* _Objective_:
Your job is to restate each entry word for word.

[Start Entries shown]

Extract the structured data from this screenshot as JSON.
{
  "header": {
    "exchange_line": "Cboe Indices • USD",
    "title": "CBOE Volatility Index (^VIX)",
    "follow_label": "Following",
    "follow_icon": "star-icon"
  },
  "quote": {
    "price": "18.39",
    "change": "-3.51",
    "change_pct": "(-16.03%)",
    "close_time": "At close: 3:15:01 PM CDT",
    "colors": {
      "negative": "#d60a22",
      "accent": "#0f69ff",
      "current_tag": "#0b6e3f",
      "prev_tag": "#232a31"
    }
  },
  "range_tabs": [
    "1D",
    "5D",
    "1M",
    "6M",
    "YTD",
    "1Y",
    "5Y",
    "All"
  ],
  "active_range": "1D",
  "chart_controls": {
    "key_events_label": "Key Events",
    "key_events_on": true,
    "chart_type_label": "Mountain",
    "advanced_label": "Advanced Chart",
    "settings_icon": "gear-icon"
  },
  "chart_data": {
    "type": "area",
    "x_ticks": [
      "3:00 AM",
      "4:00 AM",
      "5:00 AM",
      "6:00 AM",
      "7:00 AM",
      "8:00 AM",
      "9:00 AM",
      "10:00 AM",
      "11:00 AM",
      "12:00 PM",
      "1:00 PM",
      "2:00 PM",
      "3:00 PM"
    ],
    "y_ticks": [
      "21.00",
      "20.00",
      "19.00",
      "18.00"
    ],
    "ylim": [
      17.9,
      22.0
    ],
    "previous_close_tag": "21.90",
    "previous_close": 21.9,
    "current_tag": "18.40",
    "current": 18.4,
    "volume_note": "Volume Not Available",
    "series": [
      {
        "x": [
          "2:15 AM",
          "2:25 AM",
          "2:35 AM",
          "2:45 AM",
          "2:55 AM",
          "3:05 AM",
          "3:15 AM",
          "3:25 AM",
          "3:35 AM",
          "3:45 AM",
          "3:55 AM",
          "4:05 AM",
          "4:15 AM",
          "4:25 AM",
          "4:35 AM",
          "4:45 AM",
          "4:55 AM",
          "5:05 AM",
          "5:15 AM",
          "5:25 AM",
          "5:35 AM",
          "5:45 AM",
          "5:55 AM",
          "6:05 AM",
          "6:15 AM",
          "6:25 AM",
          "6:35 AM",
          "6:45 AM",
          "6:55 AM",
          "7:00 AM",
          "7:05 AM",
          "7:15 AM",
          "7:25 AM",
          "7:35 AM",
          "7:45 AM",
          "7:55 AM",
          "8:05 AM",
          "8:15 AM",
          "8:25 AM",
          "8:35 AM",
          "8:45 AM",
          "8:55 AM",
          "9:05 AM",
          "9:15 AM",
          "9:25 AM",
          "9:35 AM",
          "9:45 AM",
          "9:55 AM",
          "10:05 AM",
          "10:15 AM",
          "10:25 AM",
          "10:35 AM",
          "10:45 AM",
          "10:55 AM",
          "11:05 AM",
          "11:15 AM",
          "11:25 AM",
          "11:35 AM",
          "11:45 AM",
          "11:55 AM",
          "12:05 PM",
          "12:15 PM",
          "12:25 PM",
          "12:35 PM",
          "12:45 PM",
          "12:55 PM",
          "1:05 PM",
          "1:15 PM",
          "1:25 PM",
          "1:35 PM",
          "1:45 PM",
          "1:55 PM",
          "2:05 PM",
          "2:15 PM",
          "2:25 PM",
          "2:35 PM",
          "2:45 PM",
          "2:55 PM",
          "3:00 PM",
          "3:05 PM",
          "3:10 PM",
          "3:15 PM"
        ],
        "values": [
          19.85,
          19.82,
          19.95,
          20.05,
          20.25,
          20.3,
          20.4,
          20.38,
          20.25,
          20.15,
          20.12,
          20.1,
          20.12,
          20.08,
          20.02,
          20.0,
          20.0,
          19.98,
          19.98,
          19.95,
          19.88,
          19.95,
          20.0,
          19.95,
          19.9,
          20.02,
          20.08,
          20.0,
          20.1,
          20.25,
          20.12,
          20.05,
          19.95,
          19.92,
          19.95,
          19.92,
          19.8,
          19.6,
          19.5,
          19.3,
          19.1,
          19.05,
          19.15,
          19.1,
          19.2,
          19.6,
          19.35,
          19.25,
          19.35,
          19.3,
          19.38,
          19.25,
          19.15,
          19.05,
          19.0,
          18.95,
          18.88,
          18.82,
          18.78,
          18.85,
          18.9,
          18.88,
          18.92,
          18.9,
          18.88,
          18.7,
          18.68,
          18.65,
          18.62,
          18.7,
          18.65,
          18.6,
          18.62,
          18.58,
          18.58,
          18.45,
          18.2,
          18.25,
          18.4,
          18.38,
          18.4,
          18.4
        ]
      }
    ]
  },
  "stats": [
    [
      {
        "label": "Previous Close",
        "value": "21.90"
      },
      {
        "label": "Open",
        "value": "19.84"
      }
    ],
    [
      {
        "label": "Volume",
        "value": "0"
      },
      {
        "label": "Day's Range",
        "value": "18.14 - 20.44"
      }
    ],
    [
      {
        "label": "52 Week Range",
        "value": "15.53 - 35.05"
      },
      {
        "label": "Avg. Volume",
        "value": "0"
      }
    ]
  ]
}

[End Entries shown]

* _Output for this exercise_:
Extract the structured data from this screenshot as JSON.
{
  "header": {
    "exchange_line": "Cboe Indices • USD",
    "title": "CBOE Volatility Index (^VIX)",
    "follow_label": "Following",
    "follow_icon": "star-icon"
  },
  "quote": {
    "price": "18.39",
    "change": "-3.51",
    "change_pct": "(-16.03%)",
    "close_time": "At close: 3:15:01 PM CDT",
    "colors": {
      "negative": "#d60a22",
      "accent": "#0f69ff",
      "current_tag": "#0b6e3f",
      "prev_tag": "#232a31"
    }
  },
  "range_tabs": [
    "1D",
    "5D",
    "1M",
    "6M",
    "YTD",
    "1Y",
    "5Y",
    "All"
  ],
  "active_range": "1D",
  "chart_controls": {
    "key_events_label": "Key Events",
    "key_events_on": true,
    "chart_type_label": "Mountain",
    "advanced_label": "Advanced Chart",
    "settings_icon": "gear-icon"
  },
  "chart_data": {
    "type": "area",
    "x_ticks": [
      "3:00 AM",
      "4:00 AM",
      "5:00 AM",
      "6:00 AM",
      "7:00 AM",
      "8:00 AM",
      "9:00 AM",
      "10:00 AM",
      "11:00 AM",
      "12:00 PM",
      "1:00 PM",
      "2:00 PM",
      "3:00 PM"
    ],
    "y_ticks": [
      "21.00",
      "20.00",
      "19.00",
      "18.00"
    ],
    "ylim": [
      17.9,
      22.0
    ],
    "previous_close_tag": "21.90",
    "previous_close": 21.9,
    "current_tag": "18.40",
    "current": 18.4,
    "volume_note": "Volume Not Available",
    "series": [
      {
        "x": [
          "2:15 AM",
          "2:25 AM",
          "2:35 AM",
          "2:45 AM",
          "2:55 AM",
          "3:05 AM",
          "3:15 AM",
          "3:25 AM",
          "3:35 AM",
          "3:45 AM",
          "3:55 AM",
          "4:05 AM",
          "4:15 AM",
          "4:25 AM",
          "4:35 AM",
          "4:45 AM",
          "4:55 AM",
          "5:05 AM",
          "5:15 AM",
          "5:25 AM",
          "5:35 AM",
          "5:45 AM",
          "5:55 AM",
          "6:05 AM",
          "6:15 AM",
          "6:25 AM",
          "6:35 AM",
          "6:45 AM",
          "6:55 AM",
          "7:00 AM",
          "7:05 AM",
          "7:15 AM",
          "7:25 AM",
          "7:35 AM",
          "7:45 AM",
          "7:55 AM",
          "8:05 AM",
          "8:15 AM",
          "8:25 AM",
          "8:35 AM",
          "8:45 AM",
          "8:55 AM",
          "9:05 AM",
          "9:15 AM",
          "9:25 AM",
          "9:35 AM",
          "9:45 AM",
          "9:55 AM",
          "10:05 AM",
          "10:15 AM",
          "10:25 AM",
          "10:35 AM",
          "10:45 AM",
          "10:55 AM",
          "11:05 AM",
          "11:15 AM",
          "11:25 AM",
          "11:35 AM",
          "11:45 AM",
          "11:55 AM",
          "12:05 PM",
          "12:15 PM",
          "12:25 PM",
          "12:35 PM",
          "12:45 PM",
          "12:55 PM",
          "1:05 PM",
          "1:15 PM",
          "1:25 PM",
          "1:35 PM",
          "1:45 PM",
          "1:55 PM",
          "2:05 PM",
          "2:15 PM",
          "2:25 PM",
          "2:35 PM",
          "2:45 PM",
          "2:55 PM",
          "3:00 PM",
          "3:05 PM",
          "3:10 PM",
          "3:15 PM"
        ],
        "values": [
          19.85,
          19.82,
          19.95,
          20.05,
          20.25,
          20.3,
          20.4,
          20.38,
          20.25,
          20.15,
          20.12,
          20.1,
          20.12,
          20.08,
          20.02,
          20.0,
          20.0,
          19.98,
          19.98,
          19.95,
          19.88,
          19.95,
          20.0,
          19.95,
          19.9,
          20.02,
          20.08,
          20.0,
          20.1,
          20.25,
          20.12,
          20.05,
          19.95,
          19.92,
          19.95,
          19.92,
          19.8,
          19.6,
          19.5,
          19.3,
          19.1,
          19.05,
          19.15,
          19.1,
          19.2,
          19.6,
          19.35,
          19.25,
          19.35,
          19.3,
          19.38,
          19.25,
          19.15,
          19.05,
          19.0,
          18.95,
          18.88,
          18.82,
          18.78,
          18.85,
          18.9,
          18.88,
          18.92,
          18.9,
          18.88,
          18.7,
          18.68,
          18.65,
          18.62,
          18.7,
          18.65,
          18.6,
          18.62,
          18.58,
          18.58,
          18.45,
          18.2,
          18.25,
          18.4,
          18.38,
          18.4,
          18.4
        ]
      }
    ]
  },
  "stats": [
    [
      {
        "label": "Previous Close",
        "value": "21.90"
      },
      {
        "label": "Open",
        "value": "19.84"
      }
    ],
    [
      {
        "label": "Volume",
        "value": "0"
      },
      {
        "label": "Day's Range",
        "value": "18.14 - 20.44"
      }
    ],
    [
      {
        "label": "52 Week Range",
        "value": "15.53 - 35.05"
      },
      {
        "label": "Avg. Volume",
        "value": "0"
      }
    ]
  ]
}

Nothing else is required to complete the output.